>>>

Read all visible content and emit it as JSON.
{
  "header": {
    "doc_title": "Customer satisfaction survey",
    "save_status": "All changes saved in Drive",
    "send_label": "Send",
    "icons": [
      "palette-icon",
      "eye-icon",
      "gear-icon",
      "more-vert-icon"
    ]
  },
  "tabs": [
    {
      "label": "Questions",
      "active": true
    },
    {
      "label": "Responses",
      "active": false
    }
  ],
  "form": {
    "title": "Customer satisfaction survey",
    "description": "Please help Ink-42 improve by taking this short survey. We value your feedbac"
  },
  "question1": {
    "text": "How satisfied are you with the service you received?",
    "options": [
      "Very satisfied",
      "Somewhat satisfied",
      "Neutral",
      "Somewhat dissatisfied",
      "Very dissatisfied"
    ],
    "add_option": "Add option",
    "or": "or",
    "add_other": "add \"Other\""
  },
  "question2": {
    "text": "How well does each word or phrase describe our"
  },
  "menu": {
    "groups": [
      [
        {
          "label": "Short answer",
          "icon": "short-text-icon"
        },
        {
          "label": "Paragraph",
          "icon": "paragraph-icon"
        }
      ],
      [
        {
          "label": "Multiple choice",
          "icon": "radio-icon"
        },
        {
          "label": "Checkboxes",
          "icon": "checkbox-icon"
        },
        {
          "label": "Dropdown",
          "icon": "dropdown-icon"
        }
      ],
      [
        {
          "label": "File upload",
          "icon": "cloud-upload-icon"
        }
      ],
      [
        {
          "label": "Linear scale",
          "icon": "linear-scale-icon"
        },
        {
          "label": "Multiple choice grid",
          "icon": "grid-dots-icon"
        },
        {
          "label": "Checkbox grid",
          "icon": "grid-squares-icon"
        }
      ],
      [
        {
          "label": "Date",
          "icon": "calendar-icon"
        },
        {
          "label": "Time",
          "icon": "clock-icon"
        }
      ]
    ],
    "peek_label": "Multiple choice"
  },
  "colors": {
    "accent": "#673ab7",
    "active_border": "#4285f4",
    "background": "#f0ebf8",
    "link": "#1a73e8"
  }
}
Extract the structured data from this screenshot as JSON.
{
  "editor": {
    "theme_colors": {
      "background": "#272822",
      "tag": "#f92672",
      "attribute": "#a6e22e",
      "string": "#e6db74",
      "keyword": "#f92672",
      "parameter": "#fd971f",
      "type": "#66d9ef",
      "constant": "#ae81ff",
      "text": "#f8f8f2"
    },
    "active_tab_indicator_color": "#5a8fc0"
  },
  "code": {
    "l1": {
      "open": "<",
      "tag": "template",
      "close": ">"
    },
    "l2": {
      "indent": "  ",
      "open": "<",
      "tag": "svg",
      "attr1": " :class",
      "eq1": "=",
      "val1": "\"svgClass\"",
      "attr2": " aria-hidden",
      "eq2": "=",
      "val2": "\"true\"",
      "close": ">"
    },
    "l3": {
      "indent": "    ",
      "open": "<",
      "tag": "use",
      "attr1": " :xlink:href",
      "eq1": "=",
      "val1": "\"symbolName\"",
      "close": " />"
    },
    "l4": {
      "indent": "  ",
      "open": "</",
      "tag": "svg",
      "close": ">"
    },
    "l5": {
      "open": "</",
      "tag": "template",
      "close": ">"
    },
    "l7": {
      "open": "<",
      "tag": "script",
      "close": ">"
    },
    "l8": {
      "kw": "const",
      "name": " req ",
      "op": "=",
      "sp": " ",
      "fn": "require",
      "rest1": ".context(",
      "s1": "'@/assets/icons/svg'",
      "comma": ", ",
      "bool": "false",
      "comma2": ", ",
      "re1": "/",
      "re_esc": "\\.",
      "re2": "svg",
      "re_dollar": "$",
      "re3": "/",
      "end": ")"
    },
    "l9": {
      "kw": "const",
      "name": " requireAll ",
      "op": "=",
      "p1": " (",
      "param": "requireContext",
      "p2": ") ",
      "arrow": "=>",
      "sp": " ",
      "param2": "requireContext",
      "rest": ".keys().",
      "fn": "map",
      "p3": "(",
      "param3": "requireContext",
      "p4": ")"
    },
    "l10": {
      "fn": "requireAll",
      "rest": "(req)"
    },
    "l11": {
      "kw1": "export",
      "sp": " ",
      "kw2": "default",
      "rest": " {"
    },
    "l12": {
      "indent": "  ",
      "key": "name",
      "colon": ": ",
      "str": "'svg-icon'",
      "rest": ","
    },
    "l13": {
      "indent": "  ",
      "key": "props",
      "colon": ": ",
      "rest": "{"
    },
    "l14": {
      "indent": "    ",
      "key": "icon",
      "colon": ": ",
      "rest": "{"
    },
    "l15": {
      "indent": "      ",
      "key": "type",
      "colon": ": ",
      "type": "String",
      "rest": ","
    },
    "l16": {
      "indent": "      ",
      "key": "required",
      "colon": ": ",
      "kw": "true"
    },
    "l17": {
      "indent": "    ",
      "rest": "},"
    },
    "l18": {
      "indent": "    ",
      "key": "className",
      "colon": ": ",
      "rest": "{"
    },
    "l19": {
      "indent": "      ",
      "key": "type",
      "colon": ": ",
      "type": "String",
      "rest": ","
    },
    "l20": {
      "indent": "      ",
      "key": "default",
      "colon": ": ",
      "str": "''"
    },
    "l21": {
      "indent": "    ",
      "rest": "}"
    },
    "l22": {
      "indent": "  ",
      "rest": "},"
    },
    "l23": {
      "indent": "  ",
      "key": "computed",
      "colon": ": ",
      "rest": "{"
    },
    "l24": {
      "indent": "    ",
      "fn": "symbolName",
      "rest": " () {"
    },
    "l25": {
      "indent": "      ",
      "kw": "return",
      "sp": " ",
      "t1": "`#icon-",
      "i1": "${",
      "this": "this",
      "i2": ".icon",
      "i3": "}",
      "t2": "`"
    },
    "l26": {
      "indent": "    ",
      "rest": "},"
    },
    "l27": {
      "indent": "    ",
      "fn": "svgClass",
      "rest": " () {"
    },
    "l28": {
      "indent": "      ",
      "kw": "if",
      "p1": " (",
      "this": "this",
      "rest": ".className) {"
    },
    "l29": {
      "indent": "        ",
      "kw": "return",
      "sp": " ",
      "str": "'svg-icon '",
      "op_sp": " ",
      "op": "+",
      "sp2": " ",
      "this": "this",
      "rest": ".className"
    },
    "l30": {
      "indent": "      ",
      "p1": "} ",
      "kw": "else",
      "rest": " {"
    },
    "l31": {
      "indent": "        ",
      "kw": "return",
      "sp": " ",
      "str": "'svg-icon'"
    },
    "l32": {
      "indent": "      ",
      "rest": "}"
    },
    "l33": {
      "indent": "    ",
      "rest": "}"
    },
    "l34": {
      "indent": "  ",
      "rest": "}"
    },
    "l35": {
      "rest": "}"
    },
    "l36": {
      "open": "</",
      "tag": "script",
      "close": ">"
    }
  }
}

<<<

What is required: Go through the material above line by line and copy it exactly.

Output of the exercise:
Read all visible content and emit it as JSON.
{
  "header": {
    "doc_title": "Customer satisfaction survey",
    "save_status": "All changes saved in Drive",
    "send_label": "Send",
    "icons": [
      "palette-icon",
      "eye-icon",
      "gear-icon",
      "more-vert-icon"
    ]
  },
  "tabs": [
    {
      "label": "Questions",
      "active": true
    },
    {
      "label": "Responses",
      "active": false
    }
  ],
  "form": {
    "title": "Customer satisfaction survey",
    "description": "Please help Ink-42 improve by taking this short survey. We value your feedbac"
  },
  "question1": {
    "text": "How satisfied are you with the service you received?",
    "options": [
      "Very satisfied",
      "Somewhat satisfied",
      "Neutral",
      "Somewhat dissatisfied",
      "Very dissatisfied"
    ],
    "add_option": "Add option",
    "or": "or",
    "add_other": "add \"Other\""
  },
  "question2": {
    "text": "How well does each word or phrase describe our"
  },
  "menu": {
    "groups": [
      [
        {
          "label": "Short answer",
          "icon": "short-text-icon"
        },
        {
          "label": "Paragraph",
          "icon": "paragraph-icon"
        }
      ],
      [
        {
          "label": "Multiple choice",
          "icon": "radio-icon"
        },
        {
          "label": "Checkboxes",
          "icon": "checkbox-icon"
        },
        {
          "label": "Dropdown",
          "icon": "dropdown-icon"
        }
      ],
      [
        {
          "label": "File upload",
          "icon": "cloud-upload-icon"
        }
      ],
      [
        {
          "label": "Linear scale",
          "icon": "linear-scale-icon"
        },
        {
          "label": "Multiple choice grid",
          "icon": "grid-dots-icon"
        },
        {
          "label": "Checkbox grid",
          "icon": "grid-squares-icon"
        }
      ],
      [
        {
          "label": "Date",
          "icon": "calendar-icon"
        },
        {
          "label": "Time",
          "icon": "clock-icon"
        }
      ]
    ],
    "peek_label": "Multiple choice"
  },
  "colors": {
    "accent": "#673ab7",
    "active_border": "#4285f4",
    "background": "#f0ebf8",
    "link": "#1a73e8"
  }
}
Extract the structured data from this screenshot as JSON.
{
  "editor": {
    "theme_colors": {
      "background": "#272822",
      "tag": "#f92672",
      "attribute": "#a6e22e",
      "string": "#e6db74",
      "keyword": "#f92672",
      "parameter": "#fd971f",
      "type": "#66d9ef",
      "constant": "#ae81ff",
      "text": "#f8f8f2"
    },
    "active_tab_indicator_color": "#5a8fc0"
  },
  "code": {
    "l1": {
      "open": "<",
      "tag": "template",
      "close": ">"
    },
    "l2": {
      "indent": "  ",
      "open": "<",
      "tag": "svg",
      "attr1": " :class",
      "eq1": "=",
      "val1": "\"svgClass\"",
      "attr2": " aria-hidden",
      "eq2": "=",
      "val2": "\"true\"",
      "close": ">"
    },
    "l3": {
      "indent": "    ",
      "open": "<",
      "tag": "use",
      "attr1": " :xlink:href",
      "eq1": "=",
      "val1": "\"symbolName\"",
      "close": " />"
    },
    "l4": {
      "indent": "  ",
      "open": "</",
      "tag": "svg",
      "close": ">"
    },
    "l5": {
      "open": "</",
      "tag": "template",
      "close": ">"
    },
    "l7": {
      "open": "<",
      "tag": "script",
      "close": ">"
    },
    "l8": {
      "kw": "const",
      "name": " req ",
      "op": "=",
      "sp": " ",
      "fn": "require",
      "rest1": ".context(",
      "s1": "'@/assets/icons/svg'",
      "comma": ", ",
      "bool": "false",
      "comma2": ", ",
      "re1": "/",
      "re_esc": "\\.",
      "re2": "svg",
      "re_dollar": "$",
      "re3": "/",
      "end": ")"
    },
    "l9": {
      "kw": "const",
      "name": " requireAll ",
      "op": "=",
      "p1": " (",
      "param": "requireContext",
      "p2": ") ",
      "arrow": "=>",
      "sp": " ",
      "param2": "requireContext",
      "rest": ".keys().",
      "fn": "map",
      "p3": "(",
      "param3": "requireContext",
      "p4": ")"
    },
    "l10": {
      "fn": "requireAll",
      "rest": "(req)"
    },
    "l11": {
      "kw1": "export",
      "sp": " ",
      "kw2": "default",
      "rest": " {"
    },
    "l12": {
      "indent": "  ",
      "key": "name",
      "colon": ": ",
      "str": "'svg-icon'",
      "rest": ","
    },
    "l13": {
      "indent": "  ",
      "key": "props",
      "colon": ": ",
      "rest": "{"
    },
    "l14": {
      "indent": "    ",
      "key": "icon",
      "colon": ": ",
      "rest": "{"
    },
    "l15": {
      "indent": "      ",
      "key": "type",
      "colon": ": ",
      "type": "String",
      "rest": ","
    },
    "l16": {
      "indent": "      ",
      "key": "required",
      "colon": ": ",
      "kw": "true"
    },
    "l17": {
      "indent": "    ",
      "rest": "},"
    },
    "l18": {
      "indent": "    ",
      "key": "className",
      "colon": ": ",
      "rest": "{"
    },
    "l19": {
      "indent": "      ",
      "key": "type",
      "colon": ": ",
      "type": "String",
      "rest": ","
    },
    "l20": {
      "indent": "      ",
      "key": "default",
      "colon": ": ",
      "str": "''"
    },
    "l21": {
      "indent": "    ",
      "rest": "}"
    },
    "l22": {
      "indent": "  ",
      "rest": "},"
    },
    "l23": {
      "indent": "  ",
      "key": "computed",
      "colon": ": ",
      "rest": "{"
    },
    "l24": {
      "indent": "    ",
      "fn": "symbolName",
      "rest": " () {"
    },
    "l25": {
      "indent": "      ",
      "kw": "return",
      "sp": " ",
      "t1": "`#icon-",
      "i1": "${",
      "this": "this",
      "i2": ".icon",
      "i3": "}",
      "t2": "`"
    },
    "l26": {
      "indent": "    ",
      "rest": "},"
    },
    "l27": {
      "indent": "    ",
      "fn": "svgClass",
      "rest": " () {"
    },
    "l28": {
      "indent": "      ",
      "kw": "if",
      "p1": " (",
      "this": "this",
      "rest": ".className) {"
    },
    "l29": {
      "indent": "        ",
      "kw": "return",
      "sp": " ",
      "str": "'svg-icon '",
      "op_sp": " ",
      "op": "+",
      "sp2": " ",
      "this": "this",
      "rest": ".className"
    },
    "l30": {
      "indent": "      ",
      "p1": "} ",
      "kw": "else",
      "rest": " {"
    },
    "l31": {
      "indent": "        ",
      "kw": "return",
      "sp": " ",
      "str": "'svg-icon'"
    },
    "l32": {
      "indent": "      ",
      "rest": "}"
    },
    "l33": {
      "indent": "    ",
      "rest": "}"
    },
    "l34": {
      "indent": "  ",
      "rest": "}"
    },
    "l35": {
      "rest": "}"
    },
    "l36": {
      "open": "</",
      "tag": "script",
      "close": ">"
    }
  }
}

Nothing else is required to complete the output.